TASK TO COMPLETE:
Using the listing below, select the lines with the word "Colombo" and copy them.

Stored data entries
________________________

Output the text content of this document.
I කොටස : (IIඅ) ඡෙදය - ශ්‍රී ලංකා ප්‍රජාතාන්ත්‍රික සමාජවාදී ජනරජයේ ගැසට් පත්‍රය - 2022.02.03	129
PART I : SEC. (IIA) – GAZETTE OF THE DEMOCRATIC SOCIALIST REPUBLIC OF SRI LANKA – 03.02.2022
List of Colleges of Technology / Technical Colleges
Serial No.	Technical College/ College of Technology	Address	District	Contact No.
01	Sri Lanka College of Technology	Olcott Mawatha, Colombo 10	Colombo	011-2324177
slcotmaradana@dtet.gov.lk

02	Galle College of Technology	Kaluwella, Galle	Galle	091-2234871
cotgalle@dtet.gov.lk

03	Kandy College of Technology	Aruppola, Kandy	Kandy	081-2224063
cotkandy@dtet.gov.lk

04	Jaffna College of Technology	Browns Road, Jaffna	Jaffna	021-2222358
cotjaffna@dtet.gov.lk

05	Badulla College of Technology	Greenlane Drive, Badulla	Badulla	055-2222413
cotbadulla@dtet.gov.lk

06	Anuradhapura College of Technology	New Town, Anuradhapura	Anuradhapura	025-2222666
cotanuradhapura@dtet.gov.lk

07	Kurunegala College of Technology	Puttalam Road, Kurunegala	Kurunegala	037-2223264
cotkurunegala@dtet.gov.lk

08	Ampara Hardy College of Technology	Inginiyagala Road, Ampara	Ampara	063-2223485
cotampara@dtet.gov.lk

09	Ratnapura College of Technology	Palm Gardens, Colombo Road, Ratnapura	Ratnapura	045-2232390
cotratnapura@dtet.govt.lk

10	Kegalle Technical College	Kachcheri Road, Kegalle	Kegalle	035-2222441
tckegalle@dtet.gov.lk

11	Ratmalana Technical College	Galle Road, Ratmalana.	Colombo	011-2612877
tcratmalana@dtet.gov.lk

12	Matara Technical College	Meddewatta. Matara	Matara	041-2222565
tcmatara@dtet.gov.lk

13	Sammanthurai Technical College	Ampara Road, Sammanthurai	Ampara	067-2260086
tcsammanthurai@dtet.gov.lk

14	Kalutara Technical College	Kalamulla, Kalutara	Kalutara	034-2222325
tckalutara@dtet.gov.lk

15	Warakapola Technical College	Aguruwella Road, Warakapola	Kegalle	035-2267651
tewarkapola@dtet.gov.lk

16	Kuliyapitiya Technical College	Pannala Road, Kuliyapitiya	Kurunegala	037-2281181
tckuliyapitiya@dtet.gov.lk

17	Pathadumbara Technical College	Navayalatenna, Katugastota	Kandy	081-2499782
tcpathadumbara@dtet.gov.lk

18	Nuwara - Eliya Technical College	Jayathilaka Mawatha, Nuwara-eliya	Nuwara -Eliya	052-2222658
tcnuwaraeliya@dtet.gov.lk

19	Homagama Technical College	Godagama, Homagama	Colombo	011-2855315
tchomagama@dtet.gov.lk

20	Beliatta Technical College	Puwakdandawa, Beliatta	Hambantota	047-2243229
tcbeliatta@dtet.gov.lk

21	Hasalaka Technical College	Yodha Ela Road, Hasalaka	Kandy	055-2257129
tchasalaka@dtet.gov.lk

________________________

TASK OUTPUT:
01	Sri Lanka College of Technology	Olcott Mawatha, Colombo 10	Colombo	011-2324177
09	Ratnapura College of Technology	Palm Gardens, Colombo Road, Ratnapura	Ratnapura	045-2232390
11	Ratmalana Technical College	Galle Road, Ratmalana.	Colombo	011-2612877
19	Homagama Technical College	Godagama, Homagama	Colombo	011-2855315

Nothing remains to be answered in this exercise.